Stored data:

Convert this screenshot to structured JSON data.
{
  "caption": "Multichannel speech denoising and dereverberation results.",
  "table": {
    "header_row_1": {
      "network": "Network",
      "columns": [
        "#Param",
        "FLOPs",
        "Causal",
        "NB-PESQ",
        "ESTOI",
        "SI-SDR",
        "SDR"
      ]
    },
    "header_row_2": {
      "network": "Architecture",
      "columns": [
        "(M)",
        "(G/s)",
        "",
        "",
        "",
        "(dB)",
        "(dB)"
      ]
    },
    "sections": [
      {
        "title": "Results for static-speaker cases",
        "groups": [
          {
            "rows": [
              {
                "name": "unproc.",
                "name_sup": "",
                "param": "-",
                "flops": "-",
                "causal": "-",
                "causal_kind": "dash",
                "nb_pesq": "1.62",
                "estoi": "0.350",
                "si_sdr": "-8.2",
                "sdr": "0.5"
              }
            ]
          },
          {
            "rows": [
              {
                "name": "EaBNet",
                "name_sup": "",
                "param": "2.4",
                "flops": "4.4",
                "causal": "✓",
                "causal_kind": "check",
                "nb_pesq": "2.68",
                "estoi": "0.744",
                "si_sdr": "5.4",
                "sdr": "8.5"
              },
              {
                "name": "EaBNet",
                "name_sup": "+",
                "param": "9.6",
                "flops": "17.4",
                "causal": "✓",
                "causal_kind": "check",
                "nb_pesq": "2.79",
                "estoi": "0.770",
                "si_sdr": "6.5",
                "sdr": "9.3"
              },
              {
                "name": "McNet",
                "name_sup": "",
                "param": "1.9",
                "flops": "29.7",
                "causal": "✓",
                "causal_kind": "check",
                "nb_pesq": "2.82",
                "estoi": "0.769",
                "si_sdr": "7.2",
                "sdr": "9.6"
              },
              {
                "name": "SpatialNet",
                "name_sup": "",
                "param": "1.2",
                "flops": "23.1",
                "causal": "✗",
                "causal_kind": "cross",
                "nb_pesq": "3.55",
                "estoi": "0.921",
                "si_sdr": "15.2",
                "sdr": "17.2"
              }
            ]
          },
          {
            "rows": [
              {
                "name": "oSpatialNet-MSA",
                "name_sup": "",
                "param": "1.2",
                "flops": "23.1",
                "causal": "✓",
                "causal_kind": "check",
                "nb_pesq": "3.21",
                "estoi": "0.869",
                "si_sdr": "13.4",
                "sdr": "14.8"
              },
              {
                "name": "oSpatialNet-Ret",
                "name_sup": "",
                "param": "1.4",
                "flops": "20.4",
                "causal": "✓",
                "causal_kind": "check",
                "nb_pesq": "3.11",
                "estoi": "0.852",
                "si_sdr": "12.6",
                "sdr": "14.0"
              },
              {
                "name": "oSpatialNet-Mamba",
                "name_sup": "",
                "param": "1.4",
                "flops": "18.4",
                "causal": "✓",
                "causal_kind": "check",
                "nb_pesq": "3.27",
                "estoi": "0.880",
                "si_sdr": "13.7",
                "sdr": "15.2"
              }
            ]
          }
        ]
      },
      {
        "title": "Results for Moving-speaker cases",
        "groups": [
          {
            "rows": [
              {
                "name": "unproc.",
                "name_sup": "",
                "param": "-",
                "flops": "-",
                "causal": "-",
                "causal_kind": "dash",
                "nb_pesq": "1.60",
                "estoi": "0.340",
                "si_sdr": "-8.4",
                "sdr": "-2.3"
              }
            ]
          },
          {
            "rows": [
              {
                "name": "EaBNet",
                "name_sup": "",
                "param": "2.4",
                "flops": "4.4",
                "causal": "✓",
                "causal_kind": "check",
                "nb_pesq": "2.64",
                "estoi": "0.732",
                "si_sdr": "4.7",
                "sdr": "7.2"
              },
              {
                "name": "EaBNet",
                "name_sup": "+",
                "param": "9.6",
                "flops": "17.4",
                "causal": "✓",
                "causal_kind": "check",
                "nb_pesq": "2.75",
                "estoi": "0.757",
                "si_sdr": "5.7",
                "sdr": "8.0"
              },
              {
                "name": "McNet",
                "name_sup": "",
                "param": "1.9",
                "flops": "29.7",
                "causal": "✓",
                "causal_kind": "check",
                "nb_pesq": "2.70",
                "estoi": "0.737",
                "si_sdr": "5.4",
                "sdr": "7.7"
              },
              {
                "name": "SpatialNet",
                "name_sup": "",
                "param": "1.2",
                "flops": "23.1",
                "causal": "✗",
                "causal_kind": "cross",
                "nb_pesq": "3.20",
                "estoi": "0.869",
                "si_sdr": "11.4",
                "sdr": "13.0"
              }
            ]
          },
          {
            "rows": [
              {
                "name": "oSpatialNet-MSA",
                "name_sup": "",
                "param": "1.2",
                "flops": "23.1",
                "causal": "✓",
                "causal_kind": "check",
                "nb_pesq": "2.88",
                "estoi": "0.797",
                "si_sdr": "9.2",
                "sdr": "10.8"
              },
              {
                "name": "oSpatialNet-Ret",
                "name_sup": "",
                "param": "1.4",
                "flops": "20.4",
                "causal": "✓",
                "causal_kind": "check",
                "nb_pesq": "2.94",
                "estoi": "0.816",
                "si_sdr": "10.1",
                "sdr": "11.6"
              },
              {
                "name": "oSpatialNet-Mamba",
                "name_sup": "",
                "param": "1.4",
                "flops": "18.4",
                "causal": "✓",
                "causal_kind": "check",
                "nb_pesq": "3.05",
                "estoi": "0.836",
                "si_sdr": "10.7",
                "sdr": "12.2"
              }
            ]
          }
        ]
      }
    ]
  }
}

EXERCISE:
Which lines contain the word "title"? Copy each of them.

EXERCISE ANSWER:
        "title": "Results for static-speaker cases",
        "title": "Results for Moving-speaker cases",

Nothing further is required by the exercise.